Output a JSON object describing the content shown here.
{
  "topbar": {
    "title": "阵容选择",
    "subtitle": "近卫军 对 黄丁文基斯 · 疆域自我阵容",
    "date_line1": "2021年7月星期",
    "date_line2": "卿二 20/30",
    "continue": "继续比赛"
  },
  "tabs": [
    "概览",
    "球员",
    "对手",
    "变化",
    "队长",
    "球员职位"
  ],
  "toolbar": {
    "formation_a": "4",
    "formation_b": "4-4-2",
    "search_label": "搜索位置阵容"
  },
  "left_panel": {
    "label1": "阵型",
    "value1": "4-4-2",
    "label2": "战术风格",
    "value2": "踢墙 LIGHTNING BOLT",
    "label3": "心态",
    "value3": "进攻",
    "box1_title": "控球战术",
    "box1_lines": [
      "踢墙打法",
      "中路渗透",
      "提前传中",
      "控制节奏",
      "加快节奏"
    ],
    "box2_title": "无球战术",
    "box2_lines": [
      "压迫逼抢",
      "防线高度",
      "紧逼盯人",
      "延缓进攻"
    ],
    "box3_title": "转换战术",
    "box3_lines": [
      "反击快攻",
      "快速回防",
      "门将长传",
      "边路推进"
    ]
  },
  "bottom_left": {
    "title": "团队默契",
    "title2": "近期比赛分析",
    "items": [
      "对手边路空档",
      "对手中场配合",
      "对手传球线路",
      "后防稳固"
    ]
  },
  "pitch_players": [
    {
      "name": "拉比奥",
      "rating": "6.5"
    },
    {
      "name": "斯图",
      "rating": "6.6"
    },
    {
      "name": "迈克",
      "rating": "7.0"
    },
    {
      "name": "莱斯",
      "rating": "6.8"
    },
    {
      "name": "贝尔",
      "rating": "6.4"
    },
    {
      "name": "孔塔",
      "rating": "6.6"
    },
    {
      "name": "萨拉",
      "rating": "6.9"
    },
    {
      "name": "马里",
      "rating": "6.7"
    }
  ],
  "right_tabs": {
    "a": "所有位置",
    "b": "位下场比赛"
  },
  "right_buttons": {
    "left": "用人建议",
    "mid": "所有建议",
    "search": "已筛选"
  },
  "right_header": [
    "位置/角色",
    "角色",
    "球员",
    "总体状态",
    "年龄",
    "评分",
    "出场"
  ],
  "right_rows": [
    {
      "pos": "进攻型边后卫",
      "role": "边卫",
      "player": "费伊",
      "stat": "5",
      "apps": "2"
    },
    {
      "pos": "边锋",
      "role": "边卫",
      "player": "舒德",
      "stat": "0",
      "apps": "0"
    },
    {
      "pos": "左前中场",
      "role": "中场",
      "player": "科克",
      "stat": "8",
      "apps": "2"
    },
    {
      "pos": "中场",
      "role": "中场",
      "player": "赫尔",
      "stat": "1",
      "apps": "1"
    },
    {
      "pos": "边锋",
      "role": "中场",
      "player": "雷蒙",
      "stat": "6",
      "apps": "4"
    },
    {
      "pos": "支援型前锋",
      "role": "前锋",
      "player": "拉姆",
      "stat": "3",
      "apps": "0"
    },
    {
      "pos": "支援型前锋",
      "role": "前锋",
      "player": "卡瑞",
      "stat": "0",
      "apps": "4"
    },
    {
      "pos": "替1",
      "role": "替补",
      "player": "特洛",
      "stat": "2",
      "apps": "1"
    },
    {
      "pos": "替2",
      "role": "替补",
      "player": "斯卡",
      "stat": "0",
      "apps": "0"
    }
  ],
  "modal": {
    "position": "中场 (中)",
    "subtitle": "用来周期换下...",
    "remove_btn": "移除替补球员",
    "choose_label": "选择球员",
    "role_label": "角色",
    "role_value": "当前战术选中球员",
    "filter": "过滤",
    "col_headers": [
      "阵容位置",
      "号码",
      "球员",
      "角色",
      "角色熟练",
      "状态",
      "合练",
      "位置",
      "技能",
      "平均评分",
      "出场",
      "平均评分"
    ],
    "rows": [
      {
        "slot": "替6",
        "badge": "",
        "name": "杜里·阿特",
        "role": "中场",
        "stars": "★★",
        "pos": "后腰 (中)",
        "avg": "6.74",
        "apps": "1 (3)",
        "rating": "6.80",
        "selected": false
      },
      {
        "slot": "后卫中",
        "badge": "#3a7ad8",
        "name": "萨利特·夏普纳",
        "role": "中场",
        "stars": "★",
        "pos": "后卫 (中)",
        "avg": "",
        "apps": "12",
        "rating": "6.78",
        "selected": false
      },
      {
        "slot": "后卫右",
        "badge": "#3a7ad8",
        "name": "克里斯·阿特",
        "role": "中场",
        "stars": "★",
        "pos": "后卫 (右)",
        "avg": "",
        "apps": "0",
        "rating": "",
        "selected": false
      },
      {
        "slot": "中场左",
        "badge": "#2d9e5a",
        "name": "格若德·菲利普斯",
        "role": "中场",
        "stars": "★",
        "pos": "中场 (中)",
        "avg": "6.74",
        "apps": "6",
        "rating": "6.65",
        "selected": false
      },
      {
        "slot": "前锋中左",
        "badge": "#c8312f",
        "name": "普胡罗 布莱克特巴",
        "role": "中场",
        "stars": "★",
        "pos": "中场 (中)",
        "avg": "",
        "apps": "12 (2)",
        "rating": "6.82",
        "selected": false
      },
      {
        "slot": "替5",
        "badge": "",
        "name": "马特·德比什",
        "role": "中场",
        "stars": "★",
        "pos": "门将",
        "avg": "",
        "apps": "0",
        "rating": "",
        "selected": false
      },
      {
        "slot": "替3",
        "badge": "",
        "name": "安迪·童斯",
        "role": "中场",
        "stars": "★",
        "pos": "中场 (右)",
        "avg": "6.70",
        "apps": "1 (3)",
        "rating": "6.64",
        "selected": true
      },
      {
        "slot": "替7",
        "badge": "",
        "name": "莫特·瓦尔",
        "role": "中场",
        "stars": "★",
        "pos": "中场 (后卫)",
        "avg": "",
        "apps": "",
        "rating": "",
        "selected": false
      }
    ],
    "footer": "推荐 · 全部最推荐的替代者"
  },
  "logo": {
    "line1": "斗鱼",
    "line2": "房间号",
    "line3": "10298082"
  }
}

## [WRITTEN PROBLEM]
Print the records once more, exactly as they were given.

## [ANSWER FOR THIS EXERCISE]
Output a JSON object describing the content shown here.
{
  "topbar": {
    "title": "阵容选择",
    "subtitle": "近卫军 对 黄丁文基斯 · 疆域自我阵容",
    "date_line1": "2021年7月星期",
    "date_line2": "卿二 20/30",
    "continue": "继续比赛"
  },
  "tabs": [
    "概览",
    "球员",
    "对手",
    "变化",
    "队长",
    "球员职位"
  ],
  "toolbar": {
    "formation_a": "4",
    "formation_b": "4-4-2",
    "search_label": "搜索位置阵容"
  },
  "left_panel": {
    "label1": "阵型",
    "value1": "4-4-2",
    "label2": "战术风格",
    "value2": "踢墙 LIGHTNING BOLT",
    "label3": "心态",
    "value3": "进攻",
    "box1_title": "控球战术",
    "box1_lines": [
      "踢墙打法",
      "中路渗透",
      "提前传中",
      "控制节奏",
      "加快节奏"
    ],
    "box2_title": "无球战术",
    "box2_lines": [
      "压迫逼抢",
      "防线高度",
      "紧逼盯人",
      "延缓进攻"
    ],
    "box3_title": "转换战术",
    "box3_lines": [
      "反击快攻",
      "快速回防",
      "门将长传",
      "边路推进"
    ]
  },
  "bottom_left": {
    "title": "团队默契",
    "title2": "近期比赛分析",
    "items": [
      "对手边路空档",
      "对手中场配合",
      "对手传球线路",
      "后防稳固"
    ]
  },
  "pitch_players": [
    {
      "name": "拉比奥",
      "rating": "6.5"
    },
    {
      "name": "斯图",
      "rating": "6.6"
    },
    {
      "name": "迈克",
      "rating": "7.0"
    },
    {
      "name": "莱斯",
      "rating": "6.8"
    },
    {
      "name": "贝尔",
      "rating": "6.4"
    },
    {
      "name": "孔塔",
      "rating": "6.6"
    },
    {
      "name": "萨拉",
      "rating": "6.9"
    },
    {
      "name": "马里",
      "rating": "6.7"
    }
  ],
  "right_tabs": {
    "a": "所有位置",
    "b": "位下场比赛"
  },
  "right_buttons": {
    "left": "用人建议",
    "mid": "所有建议",
    "search": "已筛选"
  },
  "right_header": [
    "位置/角色",
    "角色",
    "球员",
    "总体状态",
    "年龄",
    "评分",
    "出场"
  ],
  "right_rows": [
    {
      "pos": "进攻型边后卫",
      "role": "边卫",
      "player": "费伊",
      "stat": "5",
      "apps": "2"
    },
    {
      "pos": "边锋",
      "role": "边卫",
      "player": "舒德",
      "stat": "0",
      "apps": "0"
    },
    {
      "pos": "左前中场",
      "role": "中场",
      "player": "科克",
      "stat": "8",
      "apps": "2"
    },
    {
      "pos": "中场",
      "role": "中场",
      "player": "赫尔",
      "stat": "1",
      "apps": "1"
    },
    {
      "pos": "边锋",
      "role": "中场",
      "player": "雷蒙",
      "stat": "6",
      "apps": "4"
    },
    {
      "pos": "支援型前锋",
      "role": "前锋",
      "player": "拉姆",
      "stat": "3",
      "apps": "0"
    },
    {
      "pos": "支援型前锋",
      "role": "前锋",
      "player": "卡瑞",
      "stat": "0",
      "apps": "4"
    },
    {
      "pos": "替1",
      "role": "替补",
      "player": "特洛",
      "stat": "2",
      "apps": "1"
    },
    {
      "pos": "替2",
      "role": "替补",
      "player": "斯卡",
      "stat": "0",
      "apps": "0"
    }
  ],
  "modal": {
    "position": "中场 (中)",
    "subtitle": "用来周期换下...",
    "remove_btn": "移除替补球员",
    "choose_label": "选择球员",
    "role_label": "角色",
    "role_value": "当前战术选中球员",
    "filter": "过滤",
    "col_headers": [
      "阵容位置",
      "号码",
      "球员",
      "角色",
      "角色熟练",
      "状态",
      "合练",
      "位置",
      "技能",
      "平均评分",
      "出场",
      "平均评分"
    ],
    "rows": [
      {
        "slot": "替6",
        "badge": "",
        "name": "杜里·阿特",
        "role": "中场",
        "stars": "★★",
        "pos": "后腰 (中)",
        "avg": "6.74",
        "apps": "1 (3)",
        "rating": "6.80",
        "selected": false
      },
      {
        "slot": "后卫中",
        "badge": "#3a7ad8",
        "name": "萨利特·夏普纳",
        "role": "中场",
        "stars": "★",
        "pos": "后卫 (中)",
        "avg": "",
        "apps": "12",
        "rating": "6.78",
        "selected": false
      },
      {
        "slot": "后卫右",
        "badge": "#3a7ad8",
        "name": "克里斯·阿特",
        "role": "中场",
        "stars": "★",
        "pos": "后卫 (右)",
        "avg": "",
        "apps": "0",
        "rating": "",
        "selected": false
      },
      {
        "slot": "中场左",
        "badge": "#2d9e5a",
        "name": "格若德·菲利普斯",
        "role": "中场",
        "stars": "★",
        "pos": "中场 (中)",
        "avg": "6.74",
        "apps": "6",
        "rating": "6.65",
        "selected": false
      },
      {
        "slot": "前锋中左",
        "badge": "#c8312f",
        "name": "普胡罗 布莱克特巴",
        "role": "中场",
        "stars": "★",
        "pos": "中场 (中)",
        "avg": "",
        "apps": "12 (2)",
        "rating": "6.82",
        "selected": false
      },
      {
        "slot": "替5",
        "badge": "",
        "name": "马特·德比什",
        "role": "中场",
        "stars": "★",
        "pos": "门将",
        "avg": "",
        "apps": "0",
        "rating": "",
        "selected": false
      },
      {
        "slot": "替3",
        "badge": "",
        "name": "安迪·童斯",
        "role": "中场",
        "stars": "★",
        "pos": "中场 (右)",
        "avg": "6.70",
        "apps": "1 (3)",
        "rating": "6.64",
        "selected": true
      },
      {
        "slot": "替7",
        "badge": "",
        "name": "莫特·瓦尔",
        "role": "中场",
        "stars": "★",
        "pos": "中场 (后卫)",
        "avg": "",
        "apps": "",
        "rating": "",
        "selected": false
      }
    ],
    "footer": "推荐 · 全部最推荐的替代者"
  },
  "logo": {
    "line1": "斗鱼",
    "line2": "房间号",
    "line3": "10298082"
  }
}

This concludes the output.